Problem to work on: Below are the records; locate each line with the word "title" and copy it.

START Data for processing

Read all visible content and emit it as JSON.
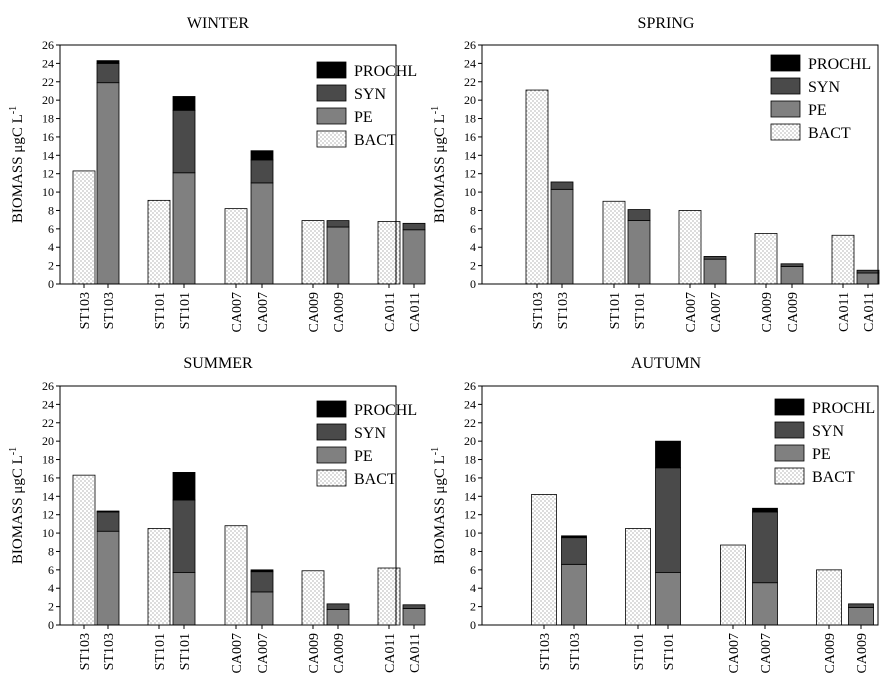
{
  "chart_data": [
    {
      "type": "bar",
      "title": "WINTER",
      "ylabel_main": "BIOMASS μgC L",
      "ylabel_sup": "-1",
      "ylim": [
        0,
        26
      ],
      "yticks": [
        "0",
        "2",
        "4",
        "6",
        "8",
        "10",
        "12",
        "14",
        "16",
        "18",
        "20",
        "22",
        "24",
        "26"
      ],
      "legend_position": "top-right",
      "legend": [
        "PROCHL",
        "SYN",
        "PE",
        "BACT"
      ],
      "categories": [
        "ST103",
        "ST103",
        "ST101",
        "ST101",
        "CA007",
        "CA007",
        "CA009",
        "CA009",
        "CA011",
        "CA011"
      ],
      "series": [
        {
          "name": "BACT",
          "values": [
            12.3,
            0,
            9.1,
            0,
            8.2,
            0,
            6.9,
            0,
            6.8,
            0
          ]
        },
        {
          "name": "PE",
          "values": [
            0,
            21.9,
            0,
            12.1,
            0,
            11.0,
            0,
            6.2,
            0,
            5.9
          ]
        },
        {
          "name": "SYN",
          "values": [
            0,
            2.1,
            0,
            6.8,
            0,
            2.5,
            0,
            0.7,
            0,
            0.7
          ]
        },
        {
          "name": "PROCHL",
          "values": [
            0,
            0.3,
            0,
            1.5,
            0,
            1.0,
            0,
            0,
            0,
            0
          ]
        }
      ]
    },
    {
      "type": "bar",
      "title": "SPRING",
      "ylabel_main": "BIOMASS μgC L",
      "ylabel_sup": "-1",
      "ylim": [
        0,
        26
      ],
      "yticks": [
        "0",
        "2",
        "4",
        "6",
        "8",
        "10",
        "12",
        "14",
        "16",
        "18",
        "20",
        "22",
        "24",
        "26"
      ],
      "legend_position": "top-right",
      "legend": [
        "PROCHL",
        "SYN",
        "PE",
        "BACT"
      ],
      "categories": [
        "ST103",
        "ST103",
        "ST101",
        "ST101",
        "CA007",
        "CA007",
        "CA009",
        "CA009",
        "CA011",
        "CA011"
      ],
      "series": [
        {
          "name": "BACT",
          "values": [
            21.1,
            0,
            9.0,
            0,
            8.0,
            0,
            5.5,
            0,
            5.3,
            0
          ]
        },
        {
          "name": "PE",
          "values": [
            0,
            10.3,
            0,
            6.9,
            0,
            2.7,
            0,
            1.9,
            0,
            1.2
          ]
        },
        {
          "name": "SYN",
          "values": [
            0,
            0.8,
            0,
            1.2,
            0,
            0.3,
            0,
            0.3,
            0,
            0.3
          ]
        },
        {
          "name": "PROCHL",
          "values": [
            0,
            0,
            0,
            0,
            0,
            0,
            0,
            0,
            0,
            0
          ]
        }
      ]
    },
    {
      "type": "bar",
      "title": "SUMMER",
      "ylabel_main": "BIOMASS μgC L",
      "ylabel_sup": "-1",
      "ylim": [
        0,
        26
      ],
      "yticks": [
        "0",
        "2",
        "4",
        "6",
        "8",
        "10",
        "12",
        "14",
        "16",
        "18",
        "20",
        "22",
        "24",
        "26"
      ],
      "legend_position": "top-right",
      "legend": [
        "PROCHL",
        "SYN",
        "PE",
        "BACT"
      ],
      "categories": [
        "ST103",
        "ST103",
        "ST101",
        "ST101",
        "CA007",
        "CA007",
        "CA009",
        "CA009",
        "CA011",
        "CA011"
      ],
      "series": [
        {
          "name": "BACT",
          "values": [
            16.3,
            0,
            10.5,
            0,
            10.8,
            0,
            5.9,
            0,
            6.2,
            0
          ]
        },
        {
          "name": "PE",
          "values": [
            0,
            10.2,
            0,
            5.7,
            0,
            3.6,
            0,
            1.7,
            0,
            1.8
          ]
        },
        {
          "name": "SYN",
          "values": [
            0,
            2.1,
            0,
            7.9,
            0,
            2.2,
            0,
            0.6,
            0,
            0.4
          ]
        },
        {
          "name": "PROCHL",
          "values": [
            0,
            0.1,
            0,
            3.0,
            0,
            0.2,
            0,
            0,
            0,
            0
          ]
        }
      ]
    },
    {
      "type": "bar",
      "title": "AUTUMN",
      "ylabel_main": "BIOMASS μgC L",
      "ylabel_sup": "-1",
      "ylim": [
        0,
        26
      ],
      "yticks": [
        "0",
        "2",
        "4",
        "6",
        "8",
        "10",
        "12",
        "14",
        "16",
        "18",
        "20",
        "22",
        "24",
        "26"
      ],
      "legend_position": "top-right",
      "legend": [
        "PROCHL",
        "SYN",
        "PE",
        "BACT"
      ],
      "categories": [
        "ST103",
        "ST103",
        "ST101",
        "ST101",
        "CA007",
        "CA007",
        "CA009",
        "CA009"
      ],
      "series": [
        {
          "name": "BACT",
          "values": [
            14.2,
            0,
            10.5,
            0,
            8.7,
            0,
            6.0,
            0
          ]
        },
        {
          "name": "PE",
          "values": [
            0,
            6.6,
            0,
            5.7,
            0,
            4.6,
            0,
            1.9
          ]
        },
        {
          "name": "SYN",
          "values": [
            0,
            2.9,
            0,
            11.4,
            0,
            7.7,
            0,
            0.4
          ]
        },
        {
          "name": "PROCHL",
          "values": [
            0,
            0.2,
            0,
            2.9,
            0,
            0.4,
            0,
            0
          ]
        }
      ]
    }
  ],
  "colors": {
    "BACT": "#ffffff",
    "PE": "#808080",
    "SYN": "#4a4a4a",
    "PROCHL": "#000000",
    "dots": "#555555"
  }
}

END Data for processing

The solution:
      "title": "WINTER",
      "title": "SPRING",
      "title": "SUMMER",
      "title": "AUTUMN",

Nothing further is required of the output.